**What you should do:** Below are some records. Count the lines with "operands" in them and give nothing but the total.

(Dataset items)
-------
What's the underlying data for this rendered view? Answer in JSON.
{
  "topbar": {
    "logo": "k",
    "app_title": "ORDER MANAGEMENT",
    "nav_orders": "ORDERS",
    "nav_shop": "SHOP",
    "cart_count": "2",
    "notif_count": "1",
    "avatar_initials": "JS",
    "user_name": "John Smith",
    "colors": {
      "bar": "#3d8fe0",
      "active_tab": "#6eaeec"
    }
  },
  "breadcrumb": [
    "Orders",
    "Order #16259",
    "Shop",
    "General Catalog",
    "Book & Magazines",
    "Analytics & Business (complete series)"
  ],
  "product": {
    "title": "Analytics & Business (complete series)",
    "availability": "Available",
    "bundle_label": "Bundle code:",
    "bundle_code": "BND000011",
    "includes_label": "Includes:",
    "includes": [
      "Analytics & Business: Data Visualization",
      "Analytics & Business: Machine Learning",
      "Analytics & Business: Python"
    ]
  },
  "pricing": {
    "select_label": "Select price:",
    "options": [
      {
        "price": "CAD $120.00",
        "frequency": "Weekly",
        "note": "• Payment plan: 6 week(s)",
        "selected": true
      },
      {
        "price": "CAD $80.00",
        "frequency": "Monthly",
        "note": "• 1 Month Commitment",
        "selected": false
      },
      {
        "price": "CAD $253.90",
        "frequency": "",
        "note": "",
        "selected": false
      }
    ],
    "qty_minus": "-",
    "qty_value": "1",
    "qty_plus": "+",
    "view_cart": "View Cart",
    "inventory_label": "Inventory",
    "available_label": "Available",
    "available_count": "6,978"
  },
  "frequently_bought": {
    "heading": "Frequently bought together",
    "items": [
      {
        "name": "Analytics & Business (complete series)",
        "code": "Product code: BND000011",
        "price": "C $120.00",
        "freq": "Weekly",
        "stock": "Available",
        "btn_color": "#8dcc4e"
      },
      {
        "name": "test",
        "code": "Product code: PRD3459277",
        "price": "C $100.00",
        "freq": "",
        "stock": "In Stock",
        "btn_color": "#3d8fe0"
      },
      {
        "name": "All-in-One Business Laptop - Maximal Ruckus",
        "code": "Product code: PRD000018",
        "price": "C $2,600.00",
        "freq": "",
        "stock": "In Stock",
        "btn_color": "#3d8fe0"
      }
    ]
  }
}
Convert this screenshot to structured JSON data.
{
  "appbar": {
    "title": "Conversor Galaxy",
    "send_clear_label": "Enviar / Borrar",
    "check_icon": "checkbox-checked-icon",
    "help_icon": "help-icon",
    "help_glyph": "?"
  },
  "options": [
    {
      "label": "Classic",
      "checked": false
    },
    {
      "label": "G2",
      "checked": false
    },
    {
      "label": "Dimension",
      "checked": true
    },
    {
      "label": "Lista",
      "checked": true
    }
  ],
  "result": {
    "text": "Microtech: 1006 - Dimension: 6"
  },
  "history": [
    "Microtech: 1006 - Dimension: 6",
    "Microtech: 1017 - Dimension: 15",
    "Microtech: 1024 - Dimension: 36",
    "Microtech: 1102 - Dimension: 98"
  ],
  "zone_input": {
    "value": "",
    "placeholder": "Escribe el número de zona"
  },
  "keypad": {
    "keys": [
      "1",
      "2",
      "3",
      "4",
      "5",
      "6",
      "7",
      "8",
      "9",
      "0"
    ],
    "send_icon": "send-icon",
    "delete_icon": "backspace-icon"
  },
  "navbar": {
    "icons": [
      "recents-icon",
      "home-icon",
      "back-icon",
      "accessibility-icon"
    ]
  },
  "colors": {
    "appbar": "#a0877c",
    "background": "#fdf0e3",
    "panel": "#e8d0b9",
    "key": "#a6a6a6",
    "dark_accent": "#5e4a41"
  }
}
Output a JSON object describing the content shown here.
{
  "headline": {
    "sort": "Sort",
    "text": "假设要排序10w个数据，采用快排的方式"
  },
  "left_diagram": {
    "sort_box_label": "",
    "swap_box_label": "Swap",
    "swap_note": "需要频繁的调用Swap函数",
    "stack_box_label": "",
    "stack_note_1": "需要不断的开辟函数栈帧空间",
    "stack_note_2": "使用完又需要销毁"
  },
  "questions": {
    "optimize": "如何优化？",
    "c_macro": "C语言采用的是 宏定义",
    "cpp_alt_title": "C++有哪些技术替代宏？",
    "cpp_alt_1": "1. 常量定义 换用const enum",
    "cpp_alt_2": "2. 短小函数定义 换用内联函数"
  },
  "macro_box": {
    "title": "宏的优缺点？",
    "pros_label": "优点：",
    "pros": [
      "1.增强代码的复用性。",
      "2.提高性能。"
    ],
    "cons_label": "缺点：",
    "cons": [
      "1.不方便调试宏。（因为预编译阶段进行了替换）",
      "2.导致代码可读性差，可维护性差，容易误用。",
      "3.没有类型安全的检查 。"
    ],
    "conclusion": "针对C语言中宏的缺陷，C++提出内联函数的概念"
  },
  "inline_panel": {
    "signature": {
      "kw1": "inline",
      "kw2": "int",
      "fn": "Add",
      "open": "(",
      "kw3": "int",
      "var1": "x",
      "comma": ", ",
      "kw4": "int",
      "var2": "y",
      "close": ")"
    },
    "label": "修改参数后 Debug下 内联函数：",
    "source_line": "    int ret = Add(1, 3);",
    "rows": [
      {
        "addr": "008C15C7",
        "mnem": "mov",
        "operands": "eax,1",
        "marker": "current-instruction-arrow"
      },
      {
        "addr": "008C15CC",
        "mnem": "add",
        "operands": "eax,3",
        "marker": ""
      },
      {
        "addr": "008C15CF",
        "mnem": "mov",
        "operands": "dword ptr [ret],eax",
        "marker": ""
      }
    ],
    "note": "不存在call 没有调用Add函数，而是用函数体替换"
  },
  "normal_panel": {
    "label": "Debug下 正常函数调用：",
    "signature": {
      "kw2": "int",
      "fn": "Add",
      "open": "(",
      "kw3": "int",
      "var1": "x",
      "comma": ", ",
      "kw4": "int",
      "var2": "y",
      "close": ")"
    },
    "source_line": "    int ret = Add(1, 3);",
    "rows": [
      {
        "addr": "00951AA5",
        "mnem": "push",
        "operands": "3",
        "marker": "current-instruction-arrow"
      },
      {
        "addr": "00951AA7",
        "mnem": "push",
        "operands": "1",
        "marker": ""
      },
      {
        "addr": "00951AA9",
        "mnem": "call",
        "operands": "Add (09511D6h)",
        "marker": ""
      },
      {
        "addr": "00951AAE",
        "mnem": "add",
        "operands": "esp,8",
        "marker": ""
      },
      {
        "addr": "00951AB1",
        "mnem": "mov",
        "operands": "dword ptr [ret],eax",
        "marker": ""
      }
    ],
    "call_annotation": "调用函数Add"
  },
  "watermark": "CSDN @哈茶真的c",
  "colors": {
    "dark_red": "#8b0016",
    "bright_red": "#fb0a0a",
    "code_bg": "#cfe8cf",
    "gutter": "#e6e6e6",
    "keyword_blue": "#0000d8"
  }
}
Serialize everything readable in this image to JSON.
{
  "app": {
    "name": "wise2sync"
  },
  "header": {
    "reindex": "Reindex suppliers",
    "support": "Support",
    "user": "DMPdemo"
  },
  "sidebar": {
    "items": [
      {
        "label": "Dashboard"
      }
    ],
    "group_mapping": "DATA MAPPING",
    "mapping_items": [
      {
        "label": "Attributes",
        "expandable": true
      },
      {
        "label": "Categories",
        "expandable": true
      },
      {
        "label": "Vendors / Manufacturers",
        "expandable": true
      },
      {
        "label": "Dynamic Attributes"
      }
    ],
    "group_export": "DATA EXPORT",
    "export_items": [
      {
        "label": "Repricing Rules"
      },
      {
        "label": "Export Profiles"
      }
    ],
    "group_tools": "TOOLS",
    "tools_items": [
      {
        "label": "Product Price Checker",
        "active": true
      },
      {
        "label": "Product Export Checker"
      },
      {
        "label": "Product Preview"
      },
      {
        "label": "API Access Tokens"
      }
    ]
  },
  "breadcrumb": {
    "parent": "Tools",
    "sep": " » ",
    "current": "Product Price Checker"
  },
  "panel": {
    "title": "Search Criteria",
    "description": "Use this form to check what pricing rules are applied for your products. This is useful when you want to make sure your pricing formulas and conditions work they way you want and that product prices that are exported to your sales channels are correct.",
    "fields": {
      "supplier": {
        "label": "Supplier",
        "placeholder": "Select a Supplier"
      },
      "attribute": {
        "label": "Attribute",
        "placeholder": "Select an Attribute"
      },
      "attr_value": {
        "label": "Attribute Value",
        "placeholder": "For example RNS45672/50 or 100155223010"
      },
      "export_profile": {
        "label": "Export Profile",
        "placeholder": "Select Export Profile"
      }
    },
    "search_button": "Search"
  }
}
-------
**Exercise output:** 8